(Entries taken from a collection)
/---

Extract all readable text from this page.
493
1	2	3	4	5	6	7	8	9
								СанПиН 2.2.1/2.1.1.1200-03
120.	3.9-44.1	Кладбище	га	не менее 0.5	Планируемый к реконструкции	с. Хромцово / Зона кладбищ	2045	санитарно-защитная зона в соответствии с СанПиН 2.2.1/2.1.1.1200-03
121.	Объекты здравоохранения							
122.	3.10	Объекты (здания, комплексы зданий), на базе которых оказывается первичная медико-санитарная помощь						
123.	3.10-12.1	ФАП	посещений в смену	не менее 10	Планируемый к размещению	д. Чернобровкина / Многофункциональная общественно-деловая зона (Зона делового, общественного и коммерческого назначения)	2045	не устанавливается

\---

◆ Goal
Exact copies of all the records are required.

◆ Response to this exercise
Extract all readable text from this page.
493
1	2	3	4	5	6	7	8	9
								СанПиН 2.2.1/2.1.1.1200-03
120.	3.9-44.1	Кладбище	га	не менее 0.5	Планируемый к реконструкции	с. Хромцово / Зона кладбищ	2045	санитарно-защитная зона в соответствии с СанПиН 2.2.1/2.1.1.1200-03
121.	Объекты здравоохранения							
122.	3.10	Объекты (здания, комплексы зданий), на базе которых оказывается первичная медико-санитарная помощь						
123.	3.10-12.1	ФАП	посещений в смену	не менее 10	Планируемый к размещению	д. Чернобровкина / Многофункциональная общественно-деловая зона (Зона делового, общественного и коммерческого назначения)	2045	не устанавливается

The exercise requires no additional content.